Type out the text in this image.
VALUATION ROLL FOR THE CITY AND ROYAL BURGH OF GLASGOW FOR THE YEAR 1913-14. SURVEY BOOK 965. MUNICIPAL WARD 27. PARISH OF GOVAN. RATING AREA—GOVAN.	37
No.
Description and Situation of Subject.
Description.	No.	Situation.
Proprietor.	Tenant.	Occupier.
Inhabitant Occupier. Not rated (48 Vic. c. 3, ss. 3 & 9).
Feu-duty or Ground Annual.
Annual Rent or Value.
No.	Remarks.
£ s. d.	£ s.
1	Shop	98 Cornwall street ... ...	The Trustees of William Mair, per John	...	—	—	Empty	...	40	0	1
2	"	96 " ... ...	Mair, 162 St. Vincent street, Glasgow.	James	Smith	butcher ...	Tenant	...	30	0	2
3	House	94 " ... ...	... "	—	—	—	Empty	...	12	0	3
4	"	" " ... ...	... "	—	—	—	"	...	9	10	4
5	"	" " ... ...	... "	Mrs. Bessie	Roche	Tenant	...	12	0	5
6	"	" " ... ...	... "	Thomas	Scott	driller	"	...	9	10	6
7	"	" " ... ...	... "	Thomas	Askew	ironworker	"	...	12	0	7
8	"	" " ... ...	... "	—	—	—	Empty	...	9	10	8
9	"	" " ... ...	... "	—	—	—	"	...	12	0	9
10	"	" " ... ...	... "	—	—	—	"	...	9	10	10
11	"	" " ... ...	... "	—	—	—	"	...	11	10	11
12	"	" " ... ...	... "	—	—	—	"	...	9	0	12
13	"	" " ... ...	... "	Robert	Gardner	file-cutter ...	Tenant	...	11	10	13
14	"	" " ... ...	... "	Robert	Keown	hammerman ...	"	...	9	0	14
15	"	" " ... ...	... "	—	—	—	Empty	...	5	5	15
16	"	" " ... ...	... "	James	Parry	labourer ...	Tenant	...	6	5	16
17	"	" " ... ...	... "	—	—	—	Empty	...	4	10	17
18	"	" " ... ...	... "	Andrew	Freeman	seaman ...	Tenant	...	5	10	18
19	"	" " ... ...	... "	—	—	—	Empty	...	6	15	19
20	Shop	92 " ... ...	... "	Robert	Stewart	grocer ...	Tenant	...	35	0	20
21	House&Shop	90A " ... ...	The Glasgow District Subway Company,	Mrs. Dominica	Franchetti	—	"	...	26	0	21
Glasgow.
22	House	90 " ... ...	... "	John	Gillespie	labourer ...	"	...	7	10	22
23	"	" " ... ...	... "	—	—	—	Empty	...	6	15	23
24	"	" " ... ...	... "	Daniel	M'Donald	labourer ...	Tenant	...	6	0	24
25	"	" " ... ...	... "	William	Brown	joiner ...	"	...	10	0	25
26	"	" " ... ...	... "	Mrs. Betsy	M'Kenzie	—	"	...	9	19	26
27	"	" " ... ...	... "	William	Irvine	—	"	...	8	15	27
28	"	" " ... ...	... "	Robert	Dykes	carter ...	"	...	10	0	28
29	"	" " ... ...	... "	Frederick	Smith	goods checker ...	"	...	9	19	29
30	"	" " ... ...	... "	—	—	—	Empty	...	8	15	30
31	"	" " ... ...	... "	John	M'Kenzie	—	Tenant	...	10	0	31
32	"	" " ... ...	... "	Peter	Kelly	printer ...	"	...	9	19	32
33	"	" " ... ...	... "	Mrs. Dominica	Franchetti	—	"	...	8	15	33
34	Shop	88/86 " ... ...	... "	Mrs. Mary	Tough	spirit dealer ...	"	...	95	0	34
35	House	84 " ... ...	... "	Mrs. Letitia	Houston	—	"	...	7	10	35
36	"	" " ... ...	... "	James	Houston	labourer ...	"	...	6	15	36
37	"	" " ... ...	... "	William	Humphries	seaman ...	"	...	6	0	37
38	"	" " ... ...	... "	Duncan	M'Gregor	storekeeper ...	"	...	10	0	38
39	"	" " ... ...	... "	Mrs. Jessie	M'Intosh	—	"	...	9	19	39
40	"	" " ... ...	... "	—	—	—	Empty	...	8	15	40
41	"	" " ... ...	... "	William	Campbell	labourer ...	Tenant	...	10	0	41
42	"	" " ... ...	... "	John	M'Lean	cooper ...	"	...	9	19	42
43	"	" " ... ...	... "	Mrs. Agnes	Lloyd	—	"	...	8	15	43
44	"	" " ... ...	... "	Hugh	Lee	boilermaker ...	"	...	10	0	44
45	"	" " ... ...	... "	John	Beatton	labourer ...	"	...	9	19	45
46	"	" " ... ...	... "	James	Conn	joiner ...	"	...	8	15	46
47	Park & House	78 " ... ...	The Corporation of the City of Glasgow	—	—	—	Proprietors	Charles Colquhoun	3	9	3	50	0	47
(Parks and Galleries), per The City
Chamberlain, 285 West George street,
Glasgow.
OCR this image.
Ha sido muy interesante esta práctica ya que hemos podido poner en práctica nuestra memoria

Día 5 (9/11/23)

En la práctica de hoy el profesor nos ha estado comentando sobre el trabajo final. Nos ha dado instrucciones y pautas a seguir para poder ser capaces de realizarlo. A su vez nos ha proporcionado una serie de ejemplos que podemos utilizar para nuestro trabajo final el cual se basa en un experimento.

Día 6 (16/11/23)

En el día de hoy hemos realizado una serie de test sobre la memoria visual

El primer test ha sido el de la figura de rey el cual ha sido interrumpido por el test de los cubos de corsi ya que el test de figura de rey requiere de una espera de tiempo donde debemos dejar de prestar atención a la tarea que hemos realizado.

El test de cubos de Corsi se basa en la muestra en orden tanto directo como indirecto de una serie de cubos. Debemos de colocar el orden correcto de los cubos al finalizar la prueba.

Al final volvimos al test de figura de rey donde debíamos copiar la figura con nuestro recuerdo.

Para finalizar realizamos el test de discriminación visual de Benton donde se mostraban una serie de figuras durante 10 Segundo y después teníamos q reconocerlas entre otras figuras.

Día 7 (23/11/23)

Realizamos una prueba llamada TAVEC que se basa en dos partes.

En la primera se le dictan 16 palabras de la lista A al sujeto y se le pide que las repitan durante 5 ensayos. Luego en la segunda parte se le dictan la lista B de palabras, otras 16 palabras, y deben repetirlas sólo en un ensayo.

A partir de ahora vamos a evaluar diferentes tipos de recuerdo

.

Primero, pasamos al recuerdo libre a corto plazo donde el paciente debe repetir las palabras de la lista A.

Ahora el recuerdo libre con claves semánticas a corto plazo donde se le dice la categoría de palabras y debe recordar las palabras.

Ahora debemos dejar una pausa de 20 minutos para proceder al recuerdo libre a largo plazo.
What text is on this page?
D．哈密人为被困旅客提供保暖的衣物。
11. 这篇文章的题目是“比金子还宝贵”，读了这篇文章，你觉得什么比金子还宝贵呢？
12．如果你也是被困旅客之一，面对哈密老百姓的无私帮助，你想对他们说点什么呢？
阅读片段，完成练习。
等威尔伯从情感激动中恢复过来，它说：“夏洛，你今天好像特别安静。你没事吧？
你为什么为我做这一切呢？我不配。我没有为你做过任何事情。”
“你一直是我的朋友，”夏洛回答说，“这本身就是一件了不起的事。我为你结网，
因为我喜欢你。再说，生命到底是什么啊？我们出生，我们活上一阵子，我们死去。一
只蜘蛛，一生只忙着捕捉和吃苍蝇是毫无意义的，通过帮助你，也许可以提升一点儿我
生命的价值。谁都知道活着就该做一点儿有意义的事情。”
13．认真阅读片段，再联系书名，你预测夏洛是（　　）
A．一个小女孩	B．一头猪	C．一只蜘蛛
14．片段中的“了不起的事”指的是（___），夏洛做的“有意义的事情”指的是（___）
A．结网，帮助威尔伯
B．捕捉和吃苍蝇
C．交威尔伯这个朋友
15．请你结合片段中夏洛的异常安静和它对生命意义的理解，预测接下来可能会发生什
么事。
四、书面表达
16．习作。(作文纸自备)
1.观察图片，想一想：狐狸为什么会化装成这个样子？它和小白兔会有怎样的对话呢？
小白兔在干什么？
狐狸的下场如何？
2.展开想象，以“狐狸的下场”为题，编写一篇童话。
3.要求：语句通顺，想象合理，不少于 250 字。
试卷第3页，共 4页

#####

Directions for this task. From the entries, copy out each line containing the word "Annual".

Solution to this task.
Feu-duty or Ground Annual.
Annual Rent or Value.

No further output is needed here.